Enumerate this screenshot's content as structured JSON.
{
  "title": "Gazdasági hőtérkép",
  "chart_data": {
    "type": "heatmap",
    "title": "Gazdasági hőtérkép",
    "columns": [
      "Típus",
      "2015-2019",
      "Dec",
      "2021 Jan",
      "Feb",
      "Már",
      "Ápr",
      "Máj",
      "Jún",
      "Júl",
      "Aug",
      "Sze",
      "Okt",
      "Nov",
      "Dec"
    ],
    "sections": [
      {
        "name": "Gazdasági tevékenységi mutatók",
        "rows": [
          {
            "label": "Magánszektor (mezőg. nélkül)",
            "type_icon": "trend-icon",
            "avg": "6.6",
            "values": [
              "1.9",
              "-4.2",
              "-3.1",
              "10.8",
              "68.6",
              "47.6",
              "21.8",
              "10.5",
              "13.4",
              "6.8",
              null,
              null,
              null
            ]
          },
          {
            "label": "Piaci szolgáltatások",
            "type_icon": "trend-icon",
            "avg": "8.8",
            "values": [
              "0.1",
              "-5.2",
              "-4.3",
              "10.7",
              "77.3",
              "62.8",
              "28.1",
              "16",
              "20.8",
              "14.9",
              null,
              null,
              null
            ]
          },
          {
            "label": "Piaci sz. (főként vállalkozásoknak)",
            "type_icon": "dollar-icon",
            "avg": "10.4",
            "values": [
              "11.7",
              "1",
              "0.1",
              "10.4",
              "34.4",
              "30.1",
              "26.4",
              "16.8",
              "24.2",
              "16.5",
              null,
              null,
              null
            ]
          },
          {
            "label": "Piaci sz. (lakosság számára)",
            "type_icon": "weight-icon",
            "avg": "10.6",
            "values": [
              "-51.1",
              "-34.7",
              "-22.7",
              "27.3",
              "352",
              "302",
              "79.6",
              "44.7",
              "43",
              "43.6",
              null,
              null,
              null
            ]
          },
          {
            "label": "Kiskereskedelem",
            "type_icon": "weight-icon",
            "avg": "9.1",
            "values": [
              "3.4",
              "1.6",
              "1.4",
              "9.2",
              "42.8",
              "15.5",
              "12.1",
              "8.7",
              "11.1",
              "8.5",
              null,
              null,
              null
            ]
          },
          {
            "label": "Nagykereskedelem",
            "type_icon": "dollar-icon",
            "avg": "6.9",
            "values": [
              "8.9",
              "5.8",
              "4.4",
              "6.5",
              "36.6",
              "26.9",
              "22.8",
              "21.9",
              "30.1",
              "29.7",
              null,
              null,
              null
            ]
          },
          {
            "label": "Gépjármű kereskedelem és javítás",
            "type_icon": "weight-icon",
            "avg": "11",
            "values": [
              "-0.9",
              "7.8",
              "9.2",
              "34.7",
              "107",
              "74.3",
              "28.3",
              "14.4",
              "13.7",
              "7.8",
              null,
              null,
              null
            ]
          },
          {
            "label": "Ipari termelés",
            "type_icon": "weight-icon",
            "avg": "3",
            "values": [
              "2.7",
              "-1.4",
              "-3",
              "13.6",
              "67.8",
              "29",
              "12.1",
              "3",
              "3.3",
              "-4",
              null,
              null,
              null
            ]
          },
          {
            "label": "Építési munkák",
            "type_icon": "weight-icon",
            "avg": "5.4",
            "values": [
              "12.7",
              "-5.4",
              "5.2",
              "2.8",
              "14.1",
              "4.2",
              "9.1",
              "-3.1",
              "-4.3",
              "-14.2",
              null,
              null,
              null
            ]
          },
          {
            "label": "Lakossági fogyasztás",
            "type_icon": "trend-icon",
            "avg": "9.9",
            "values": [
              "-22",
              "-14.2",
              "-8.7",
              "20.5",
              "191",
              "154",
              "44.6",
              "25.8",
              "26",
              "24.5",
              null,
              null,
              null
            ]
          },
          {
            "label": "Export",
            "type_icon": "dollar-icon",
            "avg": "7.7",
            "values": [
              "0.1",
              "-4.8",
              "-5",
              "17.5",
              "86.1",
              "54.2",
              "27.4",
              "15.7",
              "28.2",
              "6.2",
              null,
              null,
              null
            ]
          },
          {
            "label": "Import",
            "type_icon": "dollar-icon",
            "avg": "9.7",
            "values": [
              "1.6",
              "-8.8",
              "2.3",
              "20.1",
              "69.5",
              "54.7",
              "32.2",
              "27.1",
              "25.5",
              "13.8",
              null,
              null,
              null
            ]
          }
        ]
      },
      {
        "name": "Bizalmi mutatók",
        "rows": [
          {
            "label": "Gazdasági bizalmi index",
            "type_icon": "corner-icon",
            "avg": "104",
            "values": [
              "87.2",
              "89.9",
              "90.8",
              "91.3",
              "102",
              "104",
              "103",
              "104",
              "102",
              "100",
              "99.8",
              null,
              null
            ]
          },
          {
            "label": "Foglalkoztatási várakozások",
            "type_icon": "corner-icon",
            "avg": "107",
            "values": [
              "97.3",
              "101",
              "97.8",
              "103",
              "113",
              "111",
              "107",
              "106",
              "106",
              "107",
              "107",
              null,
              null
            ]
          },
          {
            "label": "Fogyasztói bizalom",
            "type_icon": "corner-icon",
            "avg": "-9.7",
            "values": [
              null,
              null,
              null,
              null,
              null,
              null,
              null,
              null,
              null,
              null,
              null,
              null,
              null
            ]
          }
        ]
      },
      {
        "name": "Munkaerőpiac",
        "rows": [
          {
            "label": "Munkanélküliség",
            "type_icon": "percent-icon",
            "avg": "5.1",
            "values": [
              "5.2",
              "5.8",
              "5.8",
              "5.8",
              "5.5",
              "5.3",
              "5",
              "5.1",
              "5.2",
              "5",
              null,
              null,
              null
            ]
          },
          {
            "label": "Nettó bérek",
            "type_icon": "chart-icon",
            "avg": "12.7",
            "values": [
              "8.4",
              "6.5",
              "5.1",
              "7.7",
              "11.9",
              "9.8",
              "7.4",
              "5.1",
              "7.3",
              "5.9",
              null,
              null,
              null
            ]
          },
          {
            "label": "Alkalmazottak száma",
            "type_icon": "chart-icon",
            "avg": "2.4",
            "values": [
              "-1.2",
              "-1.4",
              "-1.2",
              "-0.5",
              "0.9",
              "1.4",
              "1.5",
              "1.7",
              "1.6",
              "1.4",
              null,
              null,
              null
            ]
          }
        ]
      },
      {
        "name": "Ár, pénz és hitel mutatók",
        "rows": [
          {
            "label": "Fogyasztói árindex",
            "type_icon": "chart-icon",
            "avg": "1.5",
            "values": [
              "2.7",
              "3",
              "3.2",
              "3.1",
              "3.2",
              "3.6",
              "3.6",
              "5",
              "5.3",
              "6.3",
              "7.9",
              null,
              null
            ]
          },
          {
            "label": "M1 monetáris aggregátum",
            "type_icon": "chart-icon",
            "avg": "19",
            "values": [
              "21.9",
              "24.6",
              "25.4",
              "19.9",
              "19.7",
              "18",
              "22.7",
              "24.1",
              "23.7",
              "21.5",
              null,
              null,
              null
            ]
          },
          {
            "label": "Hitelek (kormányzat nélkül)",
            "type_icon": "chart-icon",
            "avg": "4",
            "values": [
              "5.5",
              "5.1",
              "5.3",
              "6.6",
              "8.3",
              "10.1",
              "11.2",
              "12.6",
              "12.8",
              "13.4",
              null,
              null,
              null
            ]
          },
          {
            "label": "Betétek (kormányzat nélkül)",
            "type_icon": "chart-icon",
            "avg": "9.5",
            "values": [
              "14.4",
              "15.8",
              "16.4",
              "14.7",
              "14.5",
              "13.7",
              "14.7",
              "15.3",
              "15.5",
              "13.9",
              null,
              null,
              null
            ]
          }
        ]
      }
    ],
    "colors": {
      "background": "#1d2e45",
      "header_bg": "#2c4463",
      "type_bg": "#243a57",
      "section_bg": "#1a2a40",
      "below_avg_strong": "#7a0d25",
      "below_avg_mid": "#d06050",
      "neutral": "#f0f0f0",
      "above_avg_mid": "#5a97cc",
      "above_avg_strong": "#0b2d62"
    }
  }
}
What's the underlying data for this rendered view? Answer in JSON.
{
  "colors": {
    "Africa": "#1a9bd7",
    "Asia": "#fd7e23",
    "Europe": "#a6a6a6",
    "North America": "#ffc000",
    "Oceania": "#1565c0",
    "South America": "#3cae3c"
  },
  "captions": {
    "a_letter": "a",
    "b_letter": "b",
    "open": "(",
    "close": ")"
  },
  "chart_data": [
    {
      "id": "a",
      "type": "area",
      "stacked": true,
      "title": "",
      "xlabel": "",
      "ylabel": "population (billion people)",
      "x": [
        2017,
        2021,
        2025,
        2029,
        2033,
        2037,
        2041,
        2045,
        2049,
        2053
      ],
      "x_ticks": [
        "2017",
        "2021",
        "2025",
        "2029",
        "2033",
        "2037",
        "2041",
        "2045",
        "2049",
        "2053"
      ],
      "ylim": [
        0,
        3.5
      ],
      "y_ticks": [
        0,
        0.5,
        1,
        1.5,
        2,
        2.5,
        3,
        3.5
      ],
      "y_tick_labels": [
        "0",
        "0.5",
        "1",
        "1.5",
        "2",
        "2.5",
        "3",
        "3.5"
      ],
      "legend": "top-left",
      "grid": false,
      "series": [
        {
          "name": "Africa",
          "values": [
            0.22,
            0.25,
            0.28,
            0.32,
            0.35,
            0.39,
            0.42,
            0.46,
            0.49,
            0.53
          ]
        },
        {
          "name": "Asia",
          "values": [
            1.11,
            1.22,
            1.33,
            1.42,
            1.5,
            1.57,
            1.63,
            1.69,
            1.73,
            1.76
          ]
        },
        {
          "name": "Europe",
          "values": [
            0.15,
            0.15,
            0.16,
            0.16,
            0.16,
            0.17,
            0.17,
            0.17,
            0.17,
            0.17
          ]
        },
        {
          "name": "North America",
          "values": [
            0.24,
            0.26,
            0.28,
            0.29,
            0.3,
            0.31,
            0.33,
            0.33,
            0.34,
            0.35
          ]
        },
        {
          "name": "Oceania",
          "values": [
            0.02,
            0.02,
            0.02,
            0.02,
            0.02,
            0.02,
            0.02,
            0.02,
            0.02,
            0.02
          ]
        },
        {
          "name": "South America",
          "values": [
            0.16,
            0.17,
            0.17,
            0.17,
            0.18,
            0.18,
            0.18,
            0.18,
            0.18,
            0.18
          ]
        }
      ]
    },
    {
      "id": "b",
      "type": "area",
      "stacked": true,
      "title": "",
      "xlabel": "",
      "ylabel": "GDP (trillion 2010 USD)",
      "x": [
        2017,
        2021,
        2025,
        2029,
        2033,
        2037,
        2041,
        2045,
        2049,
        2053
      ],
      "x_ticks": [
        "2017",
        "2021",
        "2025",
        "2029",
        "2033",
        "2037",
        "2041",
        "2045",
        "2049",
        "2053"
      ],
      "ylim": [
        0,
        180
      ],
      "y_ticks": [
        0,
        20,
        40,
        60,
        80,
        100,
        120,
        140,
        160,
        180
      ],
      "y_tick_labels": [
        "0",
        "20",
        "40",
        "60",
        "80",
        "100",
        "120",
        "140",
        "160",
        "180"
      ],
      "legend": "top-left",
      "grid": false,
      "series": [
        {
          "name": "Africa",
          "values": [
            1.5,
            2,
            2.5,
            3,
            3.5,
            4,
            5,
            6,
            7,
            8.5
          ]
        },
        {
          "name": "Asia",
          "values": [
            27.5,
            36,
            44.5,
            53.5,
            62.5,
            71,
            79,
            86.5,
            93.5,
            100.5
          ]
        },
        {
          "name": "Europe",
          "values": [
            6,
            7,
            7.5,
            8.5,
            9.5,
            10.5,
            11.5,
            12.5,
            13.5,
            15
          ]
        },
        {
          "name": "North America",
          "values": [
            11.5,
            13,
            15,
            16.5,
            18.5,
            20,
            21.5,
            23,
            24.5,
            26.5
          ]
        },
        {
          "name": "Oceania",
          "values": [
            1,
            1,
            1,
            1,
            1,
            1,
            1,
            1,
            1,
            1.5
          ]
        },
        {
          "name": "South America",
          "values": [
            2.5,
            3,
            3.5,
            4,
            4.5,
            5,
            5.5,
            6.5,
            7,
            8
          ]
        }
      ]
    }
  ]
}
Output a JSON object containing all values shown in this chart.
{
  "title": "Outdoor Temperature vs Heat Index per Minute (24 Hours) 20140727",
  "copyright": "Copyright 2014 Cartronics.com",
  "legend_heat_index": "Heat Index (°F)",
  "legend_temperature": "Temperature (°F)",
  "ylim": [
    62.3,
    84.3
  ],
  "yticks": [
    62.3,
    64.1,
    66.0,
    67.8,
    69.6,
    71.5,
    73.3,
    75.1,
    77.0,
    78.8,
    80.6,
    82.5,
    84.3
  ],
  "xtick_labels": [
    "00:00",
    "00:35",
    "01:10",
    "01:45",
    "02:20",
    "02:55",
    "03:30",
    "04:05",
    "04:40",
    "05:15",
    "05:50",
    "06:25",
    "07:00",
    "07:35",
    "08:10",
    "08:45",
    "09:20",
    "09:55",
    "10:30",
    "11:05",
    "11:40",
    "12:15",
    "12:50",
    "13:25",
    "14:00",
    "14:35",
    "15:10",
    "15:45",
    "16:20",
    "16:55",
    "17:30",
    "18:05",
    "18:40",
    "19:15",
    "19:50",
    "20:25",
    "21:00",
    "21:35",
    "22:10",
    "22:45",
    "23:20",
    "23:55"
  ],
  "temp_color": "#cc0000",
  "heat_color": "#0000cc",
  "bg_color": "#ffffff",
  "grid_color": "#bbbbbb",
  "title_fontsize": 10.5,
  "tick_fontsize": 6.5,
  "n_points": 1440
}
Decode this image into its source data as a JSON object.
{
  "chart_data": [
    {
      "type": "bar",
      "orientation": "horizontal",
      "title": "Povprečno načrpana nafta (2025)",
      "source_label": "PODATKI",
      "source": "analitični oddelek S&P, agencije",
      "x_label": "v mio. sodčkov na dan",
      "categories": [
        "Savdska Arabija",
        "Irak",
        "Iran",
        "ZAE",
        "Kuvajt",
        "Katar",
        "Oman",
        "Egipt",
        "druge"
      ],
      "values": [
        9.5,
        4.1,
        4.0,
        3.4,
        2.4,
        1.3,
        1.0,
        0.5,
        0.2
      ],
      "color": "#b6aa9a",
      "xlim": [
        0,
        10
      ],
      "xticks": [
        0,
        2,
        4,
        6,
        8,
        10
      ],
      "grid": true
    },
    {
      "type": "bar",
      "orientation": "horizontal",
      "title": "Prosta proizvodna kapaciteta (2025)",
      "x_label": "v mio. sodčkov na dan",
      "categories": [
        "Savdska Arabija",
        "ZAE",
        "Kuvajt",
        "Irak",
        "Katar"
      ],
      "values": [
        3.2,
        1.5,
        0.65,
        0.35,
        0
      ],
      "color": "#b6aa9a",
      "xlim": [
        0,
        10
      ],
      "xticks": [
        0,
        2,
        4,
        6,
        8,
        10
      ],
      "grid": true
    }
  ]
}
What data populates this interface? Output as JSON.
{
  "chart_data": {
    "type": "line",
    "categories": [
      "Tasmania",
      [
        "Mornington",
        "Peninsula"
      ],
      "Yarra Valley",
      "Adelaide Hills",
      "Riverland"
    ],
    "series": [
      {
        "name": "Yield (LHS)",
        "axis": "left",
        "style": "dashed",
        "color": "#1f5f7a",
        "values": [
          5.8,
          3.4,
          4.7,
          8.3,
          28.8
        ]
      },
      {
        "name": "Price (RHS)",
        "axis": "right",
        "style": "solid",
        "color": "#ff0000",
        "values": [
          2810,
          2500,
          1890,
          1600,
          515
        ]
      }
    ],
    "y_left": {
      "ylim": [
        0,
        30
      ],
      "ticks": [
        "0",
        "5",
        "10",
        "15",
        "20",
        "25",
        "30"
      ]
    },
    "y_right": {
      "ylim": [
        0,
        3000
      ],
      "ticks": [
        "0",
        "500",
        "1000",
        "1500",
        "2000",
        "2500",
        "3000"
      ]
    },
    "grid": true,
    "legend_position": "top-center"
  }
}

◆ **WRITTEN TASK**
Extract from the material all lines containing the string "kormányzat".

◆ **ANSWER TO THE TASK**
            "label": "Hitelek (kormányzat nélkül)",
            "label": "Betétek (kormányzat nélkül)",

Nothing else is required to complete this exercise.